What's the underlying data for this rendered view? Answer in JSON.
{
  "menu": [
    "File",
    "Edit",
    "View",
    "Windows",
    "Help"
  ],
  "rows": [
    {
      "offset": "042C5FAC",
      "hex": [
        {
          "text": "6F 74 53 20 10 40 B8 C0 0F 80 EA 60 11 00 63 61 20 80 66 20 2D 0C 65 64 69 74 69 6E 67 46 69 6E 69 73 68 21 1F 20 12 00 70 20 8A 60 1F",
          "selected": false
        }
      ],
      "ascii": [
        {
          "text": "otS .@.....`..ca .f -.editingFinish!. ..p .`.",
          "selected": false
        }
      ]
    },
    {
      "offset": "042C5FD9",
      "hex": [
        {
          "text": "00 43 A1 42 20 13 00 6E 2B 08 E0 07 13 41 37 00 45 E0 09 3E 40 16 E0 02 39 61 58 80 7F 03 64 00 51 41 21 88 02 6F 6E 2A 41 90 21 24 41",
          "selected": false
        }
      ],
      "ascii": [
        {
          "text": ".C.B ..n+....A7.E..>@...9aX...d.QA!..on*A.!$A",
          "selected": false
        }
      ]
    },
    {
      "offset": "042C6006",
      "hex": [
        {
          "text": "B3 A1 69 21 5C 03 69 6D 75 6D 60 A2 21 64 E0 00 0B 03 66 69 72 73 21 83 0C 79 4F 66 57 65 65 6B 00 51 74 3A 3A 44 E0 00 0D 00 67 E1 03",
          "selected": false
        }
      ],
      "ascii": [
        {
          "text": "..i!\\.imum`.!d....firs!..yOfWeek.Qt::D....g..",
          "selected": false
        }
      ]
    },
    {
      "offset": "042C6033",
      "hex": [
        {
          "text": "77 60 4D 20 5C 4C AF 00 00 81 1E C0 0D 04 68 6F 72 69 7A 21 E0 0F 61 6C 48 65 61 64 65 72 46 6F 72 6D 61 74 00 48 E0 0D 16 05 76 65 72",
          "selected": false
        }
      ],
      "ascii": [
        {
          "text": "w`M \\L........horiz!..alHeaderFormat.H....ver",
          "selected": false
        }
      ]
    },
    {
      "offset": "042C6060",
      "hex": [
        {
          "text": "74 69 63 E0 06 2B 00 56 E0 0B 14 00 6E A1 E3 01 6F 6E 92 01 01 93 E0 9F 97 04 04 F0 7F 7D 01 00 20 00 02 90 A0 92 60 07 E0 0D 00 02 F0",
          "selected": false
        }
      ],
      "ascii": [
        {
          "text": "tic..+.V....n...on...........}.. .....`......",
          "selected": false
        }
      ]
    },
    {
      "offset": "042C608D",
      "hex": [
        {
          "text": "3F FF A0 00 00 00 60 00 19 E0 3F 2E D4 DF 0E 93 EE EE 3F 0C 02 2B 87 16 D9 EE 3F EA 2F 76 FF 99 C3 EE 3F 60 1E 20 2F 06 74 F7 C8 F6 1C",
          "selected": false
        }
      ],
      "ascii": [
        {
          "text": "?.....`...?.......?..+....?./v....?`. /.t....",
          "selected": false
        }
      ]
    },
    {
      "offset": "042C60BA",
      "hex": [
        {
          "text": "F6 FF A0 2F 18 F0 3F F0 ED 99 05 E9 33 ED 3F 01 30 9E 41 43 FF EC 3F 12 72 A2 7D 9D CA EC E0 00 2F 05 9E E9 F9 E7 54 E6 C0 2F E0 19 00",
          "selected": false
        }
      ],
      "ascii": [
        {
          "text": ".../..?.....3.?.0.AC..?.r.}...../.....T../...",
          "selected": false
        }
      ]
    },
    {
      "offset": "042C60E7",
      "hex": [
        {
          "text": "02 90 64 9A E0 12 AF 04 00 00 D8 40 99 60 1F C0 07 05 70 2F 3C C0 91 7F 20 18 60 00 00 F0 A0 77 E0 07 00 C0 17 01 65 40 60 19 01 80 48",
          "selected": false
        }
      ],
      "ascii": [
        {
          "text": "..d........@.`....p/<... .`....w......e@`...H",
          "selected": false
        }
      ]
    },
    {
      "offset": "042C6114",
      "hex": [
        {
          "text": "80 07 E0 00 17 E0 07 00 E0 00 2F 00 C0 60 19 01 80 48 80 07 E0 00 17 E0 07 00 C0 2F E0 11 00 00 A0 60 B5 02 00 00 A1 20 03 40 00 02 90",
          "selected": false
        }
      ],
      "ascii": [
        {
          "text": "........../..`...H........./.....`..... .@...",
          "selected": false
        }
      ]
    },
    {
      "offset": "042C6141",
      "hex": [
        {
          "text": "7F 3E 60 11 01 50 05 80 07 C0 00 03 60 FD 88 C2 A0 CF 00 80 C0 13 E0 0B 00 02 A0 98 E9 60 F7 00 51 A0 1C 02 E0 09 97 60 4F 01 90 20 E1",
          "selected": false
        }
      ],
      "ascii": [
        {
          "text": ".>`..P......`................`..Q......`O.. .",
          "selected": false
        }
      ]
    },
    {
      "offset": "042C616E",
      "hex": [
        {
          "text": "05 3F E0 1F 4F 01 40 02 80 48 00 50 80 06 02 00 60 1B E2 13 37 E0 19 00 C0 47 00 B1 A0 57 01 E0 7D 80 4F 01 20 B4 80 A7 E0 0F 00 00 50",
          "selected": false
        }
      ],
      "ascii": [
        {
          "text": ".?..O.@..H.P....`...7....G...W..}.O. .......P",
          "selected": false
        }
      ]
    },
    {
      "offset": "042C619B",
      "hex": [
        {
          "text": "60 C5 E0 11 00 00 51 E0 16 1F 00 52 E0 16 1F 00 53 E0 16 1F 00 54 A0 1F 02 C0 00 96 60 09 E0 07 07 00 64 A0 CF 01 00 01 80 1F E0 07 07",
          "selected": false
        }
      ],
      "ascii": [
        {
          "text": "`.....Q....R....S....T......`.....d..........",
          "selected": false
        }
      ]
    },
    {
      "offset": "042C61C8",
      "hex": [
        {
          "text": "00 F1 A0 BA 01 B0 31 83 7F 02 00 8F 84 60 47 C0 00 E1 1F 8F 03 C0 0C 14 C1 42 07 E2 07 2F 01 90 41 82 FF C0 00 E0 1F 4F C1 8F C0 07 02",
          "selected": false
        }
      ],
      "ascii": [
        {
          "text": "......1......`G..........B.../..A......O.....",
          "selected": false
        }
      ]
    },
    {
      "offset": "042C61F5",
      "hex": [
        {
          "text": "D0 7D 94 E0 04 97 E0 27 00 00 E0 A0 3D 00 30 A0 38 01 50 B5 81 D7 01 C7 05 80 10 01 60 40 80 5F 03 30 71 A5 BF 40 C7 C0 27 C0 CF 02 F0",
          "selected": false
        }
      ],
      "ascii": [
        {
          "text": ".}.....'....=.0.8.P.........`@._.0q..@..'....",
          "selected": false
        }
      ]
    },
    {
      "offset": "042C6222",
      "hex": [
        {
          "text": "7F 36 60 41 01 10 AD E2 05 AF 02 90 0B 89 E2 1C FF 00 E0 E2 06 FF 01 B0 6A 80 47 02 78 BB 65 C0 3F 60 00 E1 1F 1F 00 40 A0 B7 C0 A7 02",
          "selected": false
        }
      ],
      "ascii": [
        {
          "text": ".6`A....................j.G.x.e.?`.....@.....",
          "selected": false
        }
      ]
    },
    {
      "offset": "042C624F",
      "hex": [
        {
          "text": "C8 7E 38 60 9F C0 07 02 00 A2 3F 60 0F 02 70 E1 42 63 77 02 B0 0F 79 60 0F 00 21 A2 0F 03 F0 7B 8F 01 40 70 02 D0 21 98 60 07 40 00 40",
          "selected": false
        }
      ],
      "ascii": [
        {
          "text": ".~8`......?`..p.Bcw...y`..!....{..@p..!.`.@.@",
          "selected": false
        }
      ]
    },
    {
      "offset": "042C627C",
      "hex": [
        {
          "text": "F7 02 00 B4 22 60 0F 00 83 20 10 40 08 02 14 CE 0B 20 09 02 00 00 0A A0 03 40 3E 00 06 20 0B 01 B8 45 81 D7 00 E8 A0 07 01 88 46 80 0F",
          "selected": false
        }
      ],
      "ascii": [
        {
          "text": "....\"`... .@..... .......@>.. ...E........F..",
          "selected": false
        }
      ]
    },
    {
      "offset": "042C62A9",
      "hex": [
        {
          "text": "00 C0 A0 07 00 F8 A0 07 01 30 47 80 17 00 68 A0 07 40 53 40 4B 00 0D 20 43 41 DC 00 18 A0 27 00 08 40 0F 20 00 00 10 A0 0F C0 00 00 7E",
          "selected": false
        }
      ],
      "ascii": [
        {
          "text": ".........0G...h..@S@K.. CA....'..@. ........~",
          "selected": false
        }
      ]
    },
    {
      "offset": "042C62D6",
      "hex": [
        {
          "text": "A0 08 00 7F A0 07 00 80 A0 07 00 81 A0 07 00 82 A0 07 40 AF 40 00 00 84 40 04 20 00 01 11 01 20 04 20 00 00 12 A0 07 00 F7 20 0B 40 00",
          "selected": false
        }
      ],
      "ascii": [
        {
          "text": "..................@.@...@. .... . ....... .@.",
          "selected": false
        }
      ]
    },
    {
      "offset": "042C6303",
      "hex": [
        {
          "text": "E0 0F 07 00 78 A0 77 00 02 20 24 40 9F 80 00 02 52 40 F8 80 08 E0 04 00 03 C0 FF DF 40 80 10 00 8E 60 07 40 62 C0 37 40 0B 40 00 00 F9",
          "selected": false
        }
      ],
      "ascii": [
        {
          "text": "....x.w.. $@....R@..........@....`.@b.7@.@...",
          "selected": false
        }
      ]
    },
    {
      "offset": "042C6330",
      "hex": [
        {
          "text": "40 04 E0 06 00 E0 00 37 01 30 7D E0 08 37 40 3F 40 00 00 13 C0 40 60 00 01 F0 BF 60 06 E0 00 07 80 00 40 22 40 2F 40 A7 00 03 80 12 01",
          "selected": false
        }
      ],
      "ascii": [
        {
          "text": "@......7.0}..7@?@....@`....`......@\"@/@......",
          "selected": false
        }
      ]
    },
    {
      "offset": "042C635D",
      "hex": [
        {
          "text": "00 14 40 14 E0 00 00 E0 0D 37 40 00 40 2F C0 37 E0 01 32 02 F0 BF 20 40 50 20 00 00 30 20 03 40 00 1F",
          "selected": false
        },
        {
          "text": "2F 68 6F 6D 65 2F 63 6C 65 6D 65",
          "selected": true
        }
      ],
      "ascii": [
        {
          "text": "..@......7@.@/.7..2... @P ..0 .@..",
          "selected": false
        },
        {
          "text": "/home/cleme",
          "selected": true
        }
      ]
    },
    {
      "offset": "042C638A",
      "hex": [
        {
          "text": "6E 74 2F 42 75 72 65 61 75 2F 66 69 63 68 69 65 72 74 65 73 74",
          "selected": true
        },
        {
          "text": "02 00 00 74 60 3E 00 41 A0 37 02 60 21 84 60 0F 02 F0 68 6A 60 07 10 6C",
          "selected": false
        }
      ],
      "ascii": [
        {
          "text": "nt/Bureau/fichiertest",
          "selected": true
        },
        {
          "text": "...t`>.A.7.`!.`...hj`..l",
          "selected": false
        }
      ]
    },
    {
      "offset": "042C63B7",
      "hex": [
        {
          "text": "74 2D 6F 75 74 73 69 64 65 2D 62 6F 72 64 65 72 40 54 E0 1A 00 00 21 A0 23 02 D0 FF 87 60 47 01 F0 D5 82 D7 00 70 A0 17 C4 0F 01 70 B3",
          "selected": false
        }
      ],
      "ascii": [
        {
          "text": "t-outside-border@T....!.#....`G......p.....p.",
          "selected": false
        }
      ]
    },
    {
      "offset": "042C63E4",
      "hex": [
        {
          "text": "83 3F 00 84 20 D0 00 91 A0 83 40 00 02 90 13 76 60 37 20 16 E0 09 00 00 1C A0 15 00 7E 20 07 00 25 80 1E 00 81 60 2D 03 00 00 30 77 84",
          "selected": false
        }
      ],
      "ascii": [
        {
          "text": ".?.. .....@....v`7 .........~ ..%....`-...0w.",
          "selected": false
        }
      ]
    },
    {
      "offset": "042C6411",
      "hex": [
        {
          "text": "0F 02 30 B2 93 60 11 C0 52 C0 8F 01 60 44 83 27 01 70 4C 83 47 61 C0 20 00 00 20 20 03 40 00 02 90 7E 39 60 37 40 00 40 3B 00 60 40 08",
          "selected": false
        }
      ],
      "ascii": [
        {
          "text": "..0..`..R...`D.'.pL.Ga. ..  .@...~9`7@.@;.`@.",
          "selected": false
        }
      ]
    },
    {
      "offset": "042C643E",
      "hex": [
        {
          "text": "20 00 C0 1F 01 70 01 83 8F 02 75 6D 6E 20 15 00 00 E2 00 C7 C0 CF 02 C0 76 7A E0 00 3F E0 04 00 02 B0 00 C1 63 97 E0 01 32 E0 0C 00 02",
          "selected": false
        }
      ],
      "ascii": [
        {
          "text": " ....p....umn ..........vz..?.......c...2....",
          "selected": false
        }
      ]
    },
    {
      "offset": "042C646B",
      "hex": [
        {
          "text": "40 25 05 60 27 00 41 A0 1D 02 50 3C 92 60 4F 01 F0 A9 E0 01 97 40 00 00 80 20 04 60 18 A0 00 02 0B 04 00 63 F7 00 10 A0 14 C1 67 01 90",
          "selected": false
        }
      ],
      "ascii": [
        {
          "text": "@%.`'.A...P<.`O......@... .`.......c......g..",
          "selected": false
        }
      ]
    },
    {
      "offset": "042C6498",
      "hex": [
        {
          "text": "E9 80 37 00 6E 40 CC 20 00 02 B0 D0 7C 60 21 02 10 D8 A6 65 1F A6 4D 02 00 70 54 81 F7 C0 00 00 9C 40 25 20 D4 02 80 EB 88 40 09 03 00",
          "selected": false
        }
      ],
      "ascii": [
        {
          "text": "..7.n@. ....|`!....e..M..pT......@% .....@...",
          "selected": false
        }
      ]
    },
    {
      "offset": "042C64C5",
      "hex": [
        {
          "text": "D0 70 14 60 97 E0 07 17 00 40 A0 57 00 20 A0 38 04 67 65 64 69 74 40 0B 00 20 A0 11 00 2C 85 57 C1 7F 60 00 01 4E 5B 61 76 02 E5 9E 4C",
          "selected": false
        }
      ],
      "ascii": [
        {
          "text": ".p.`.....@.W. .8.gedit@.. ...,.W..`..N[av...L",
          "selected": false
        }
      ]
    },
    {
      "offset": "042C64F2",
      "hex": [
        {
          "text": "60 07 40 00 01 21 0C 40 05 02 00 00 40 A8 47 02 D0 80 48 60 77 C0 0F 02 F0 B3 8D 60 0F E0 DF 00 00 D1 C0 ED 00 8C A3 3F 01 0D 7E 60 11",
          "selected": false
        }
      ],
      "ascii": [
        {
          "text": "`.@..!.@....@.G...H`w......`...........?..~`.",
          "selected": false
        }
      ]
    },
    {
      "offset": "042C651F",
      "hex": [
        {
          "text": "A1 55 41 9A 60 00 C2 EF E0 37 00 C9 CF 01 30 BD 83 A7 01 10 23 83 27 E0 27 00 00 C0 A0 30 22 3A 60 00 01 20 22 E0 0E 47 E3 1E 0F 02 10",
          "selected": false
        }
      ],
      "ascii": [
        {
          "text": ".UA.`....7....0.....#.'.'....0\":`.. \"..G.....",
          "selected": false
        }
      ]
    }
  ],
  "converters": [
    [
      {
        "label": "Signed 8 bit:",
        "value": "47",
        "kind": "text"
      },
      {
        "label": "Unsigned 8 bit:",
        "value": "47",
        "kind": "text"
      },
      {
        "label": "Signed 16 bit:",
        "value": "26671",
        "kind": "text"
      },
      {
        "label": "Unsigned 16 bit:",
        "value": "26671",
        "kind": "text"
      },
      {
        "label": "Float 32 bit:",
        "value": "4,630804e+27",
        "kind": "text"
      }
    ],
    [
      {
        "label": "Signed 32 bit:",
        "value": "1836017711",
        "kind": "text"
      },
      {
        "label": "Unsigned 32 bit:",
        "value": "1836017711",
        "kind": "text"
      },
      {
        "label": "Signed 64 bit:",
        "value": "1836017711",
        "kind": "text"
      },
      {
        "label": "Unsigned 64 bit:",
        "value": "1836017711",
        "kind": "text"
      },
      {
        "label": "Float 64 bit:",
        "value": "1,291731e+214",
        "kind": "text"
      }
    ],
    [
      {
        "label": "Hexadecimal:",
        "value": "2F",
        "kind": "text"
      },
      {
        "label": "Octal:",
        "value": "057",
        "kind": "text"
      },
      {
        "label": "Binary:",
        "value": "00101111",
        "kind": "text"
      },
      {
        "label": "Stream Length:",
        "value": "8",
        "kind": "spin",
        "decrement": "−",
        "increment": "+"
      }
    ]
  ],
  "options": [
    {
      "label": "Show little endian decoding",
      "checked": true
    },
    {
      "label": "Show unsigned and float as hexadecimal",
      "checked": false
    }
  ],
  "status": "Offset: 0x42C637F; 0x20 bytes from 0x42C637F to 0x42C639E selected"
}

Stated task ▸
Where does the word "Show" appear in the listing? List each line that holds it.

Final result ▸
      "label": "Show little endian decoding",
      "label": "Show unsigned and float as hexadecimal",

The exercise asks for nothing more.